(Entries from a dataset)
********************

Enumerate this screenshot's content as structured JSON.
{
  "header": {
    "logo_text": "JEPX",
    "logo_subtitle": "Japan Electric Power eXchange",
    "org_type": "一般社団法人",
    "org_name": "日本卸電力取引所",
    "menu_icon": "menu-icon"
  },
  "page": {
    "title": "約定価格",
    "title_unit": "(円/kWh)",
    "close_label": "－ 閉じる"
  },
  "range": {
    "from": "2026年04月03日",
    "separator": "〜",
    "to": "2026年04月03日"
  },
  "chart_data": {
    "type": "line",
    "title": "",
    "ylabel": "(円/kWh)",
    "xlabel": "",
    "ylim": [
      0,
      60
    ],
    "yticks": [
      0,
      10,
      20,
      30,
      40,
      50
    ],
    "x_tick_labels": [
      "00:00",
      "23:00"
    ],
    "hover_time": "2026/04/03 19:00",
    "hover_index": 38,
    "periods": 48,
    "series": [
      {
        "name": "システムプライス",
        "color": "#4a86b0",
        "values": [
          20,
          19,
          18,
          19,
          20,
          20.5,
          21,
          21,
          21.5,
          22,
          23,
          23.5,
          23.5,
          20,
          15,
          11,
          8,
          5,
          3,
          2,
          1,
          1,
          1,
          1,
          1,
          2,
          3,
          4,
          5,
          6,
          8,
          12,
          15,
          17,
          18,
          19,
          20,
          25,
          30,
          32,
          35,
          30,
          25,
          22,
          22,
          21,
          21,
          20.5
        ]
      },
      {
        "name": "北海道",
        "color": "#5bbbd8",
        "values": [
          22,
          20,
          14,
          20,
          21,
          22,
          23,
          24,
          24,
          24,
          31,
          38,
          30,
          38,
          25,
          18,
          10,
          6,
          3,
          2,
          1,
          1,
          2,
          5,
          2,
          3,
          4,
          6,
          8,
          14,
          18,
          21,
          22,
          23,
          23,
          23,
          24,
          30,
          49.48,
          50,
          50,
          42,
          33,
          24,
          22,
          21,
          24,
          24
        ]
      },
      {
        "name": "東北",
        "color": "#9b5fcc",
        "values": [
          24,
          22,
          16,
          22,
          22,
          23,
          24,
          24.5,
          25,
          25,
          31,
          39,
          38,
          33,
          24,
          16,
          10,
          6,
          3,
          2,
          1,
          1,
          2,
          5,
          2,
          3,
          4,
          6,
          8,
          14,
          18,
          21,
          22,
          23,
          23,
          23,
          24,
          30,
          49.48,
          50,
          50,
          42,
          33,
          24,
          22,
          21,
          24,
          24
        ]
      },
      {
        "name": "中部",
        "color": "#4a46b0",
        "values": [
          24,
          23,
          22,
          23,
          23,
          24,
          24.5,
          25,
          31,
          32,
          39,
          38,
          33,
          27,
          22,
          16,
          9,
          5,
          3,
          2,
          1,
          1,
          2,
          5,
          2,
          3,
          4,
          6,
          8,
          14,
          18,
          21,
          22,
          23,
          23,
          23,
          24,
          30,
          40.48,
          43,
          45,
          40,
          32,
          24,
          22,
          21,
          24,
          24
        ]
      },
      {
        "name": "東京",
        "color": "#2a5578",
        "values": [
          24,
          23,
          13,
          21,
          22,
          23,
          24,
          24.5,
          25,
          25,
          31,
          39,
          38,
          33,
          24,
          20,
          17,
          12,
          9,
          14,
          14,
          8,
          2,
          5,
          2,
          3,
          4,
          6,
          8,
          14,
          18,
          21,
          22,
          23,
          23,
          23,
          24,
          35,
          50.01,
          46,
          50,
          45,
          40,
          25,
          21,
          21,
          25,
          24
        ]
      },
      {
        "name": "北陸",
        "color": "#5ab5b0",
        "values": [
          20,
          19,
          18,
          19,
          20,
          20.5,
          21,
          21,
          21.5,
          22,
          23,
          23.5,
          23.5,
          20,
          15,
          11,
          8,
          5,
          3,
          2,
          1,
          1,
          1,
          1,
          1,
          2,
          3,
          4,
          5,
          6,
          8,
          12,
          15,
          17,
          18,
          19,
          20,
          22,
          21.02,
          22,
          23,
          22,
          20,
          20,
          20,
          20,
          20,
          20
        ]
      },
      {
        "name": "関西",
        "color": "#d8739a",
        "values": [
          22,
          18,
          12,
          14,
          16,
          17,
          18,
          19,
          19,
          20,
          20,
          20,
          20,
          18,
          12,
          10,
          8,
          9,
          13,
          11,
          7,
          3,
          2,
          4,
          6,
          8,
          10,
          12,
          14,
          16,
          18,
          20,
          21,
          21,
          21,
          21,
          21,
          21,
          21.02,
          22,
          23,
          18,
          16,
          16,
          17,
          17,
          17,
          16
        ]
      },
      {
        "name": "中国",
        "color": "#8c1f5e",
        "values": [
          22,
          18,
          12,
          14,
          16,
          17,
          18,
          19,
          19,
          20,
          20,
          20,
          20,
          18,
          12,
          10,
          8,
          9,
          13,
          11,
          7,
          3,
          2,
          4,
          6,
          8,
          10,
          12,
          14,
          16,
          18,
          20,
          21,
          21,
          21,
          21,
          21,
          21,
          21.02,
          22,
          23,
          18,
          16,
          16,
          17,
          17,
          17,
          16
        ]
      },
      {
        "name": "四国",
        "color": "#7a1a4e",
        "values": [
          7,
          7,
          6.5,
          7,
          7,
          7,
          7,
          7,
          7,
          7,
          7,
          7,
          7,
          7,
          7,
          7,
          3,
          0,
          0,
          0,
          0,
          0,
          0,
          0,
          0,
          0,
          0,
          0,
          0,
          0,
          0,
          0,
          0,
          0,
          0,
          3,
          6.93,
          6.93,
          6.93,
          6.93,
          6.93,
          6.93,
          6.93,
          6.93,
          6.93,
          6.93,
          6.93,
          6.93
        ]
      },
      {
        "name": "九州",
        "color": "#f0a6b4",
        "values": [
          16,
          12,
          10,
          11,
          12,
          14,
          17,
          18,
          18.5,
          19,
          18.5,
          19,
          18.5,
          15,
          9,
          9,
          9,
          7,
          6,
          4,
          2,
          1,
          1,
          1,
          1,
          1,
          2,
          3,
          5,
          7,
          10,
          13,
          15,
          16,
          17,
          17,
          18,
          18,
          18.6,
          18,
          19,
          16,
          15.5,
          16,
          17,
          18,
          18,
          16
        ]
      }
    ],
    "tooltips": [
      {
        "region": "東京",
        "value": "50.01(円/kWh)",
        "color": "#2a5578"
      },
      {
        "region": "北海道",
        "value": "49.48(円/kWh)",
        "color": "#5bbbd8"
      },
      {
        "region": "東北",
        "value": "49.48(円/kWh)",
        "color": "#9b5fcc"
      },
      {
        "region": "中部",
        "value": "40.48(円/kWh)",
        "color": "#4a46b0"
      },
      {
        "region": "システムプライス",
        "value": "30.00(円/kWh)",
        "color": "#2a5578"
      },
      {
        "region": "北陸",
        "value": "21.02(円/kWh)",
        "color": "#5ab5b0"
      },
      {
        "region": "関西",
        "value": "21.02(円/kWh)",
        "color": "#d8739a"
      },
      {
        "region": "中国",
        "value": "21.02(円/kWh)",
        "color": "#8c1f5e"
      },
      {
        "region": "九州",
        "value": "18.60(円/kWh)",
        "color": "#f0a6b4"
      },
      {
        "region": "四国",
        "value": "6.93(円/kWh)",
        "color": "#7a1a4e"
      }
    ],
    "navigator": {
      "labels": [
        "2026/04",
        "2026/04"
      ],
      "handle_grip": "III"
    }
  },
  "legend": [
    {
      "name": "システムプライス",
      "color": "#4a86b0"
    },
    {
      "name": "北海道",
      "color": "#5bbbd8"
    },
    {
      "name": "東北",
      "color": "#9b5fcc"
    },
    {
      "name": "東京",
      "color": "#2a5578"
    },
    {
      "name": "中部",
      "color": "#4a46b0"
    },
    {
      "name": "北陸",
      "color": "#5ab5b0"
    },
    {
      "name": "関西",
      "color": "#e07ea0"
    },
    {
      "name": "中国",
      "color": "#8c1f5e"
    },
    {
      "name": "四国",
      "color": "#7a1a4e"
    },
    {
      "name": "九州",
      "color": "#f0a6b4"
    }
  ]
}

********************

▶ [GIVEN REQUEST] Pick out the lines containing the string "region" and show them.

▶ [RESULT OF THIS TASK]
        "region": "東京",
        "region": "北海道",
        "region": "東北",
        "region": "中部",
        "region": "システムプライス",
        "region": "北陸",
        "region": "関西",
        "region": "中国",
        "region": "九州",
        "region": "四国",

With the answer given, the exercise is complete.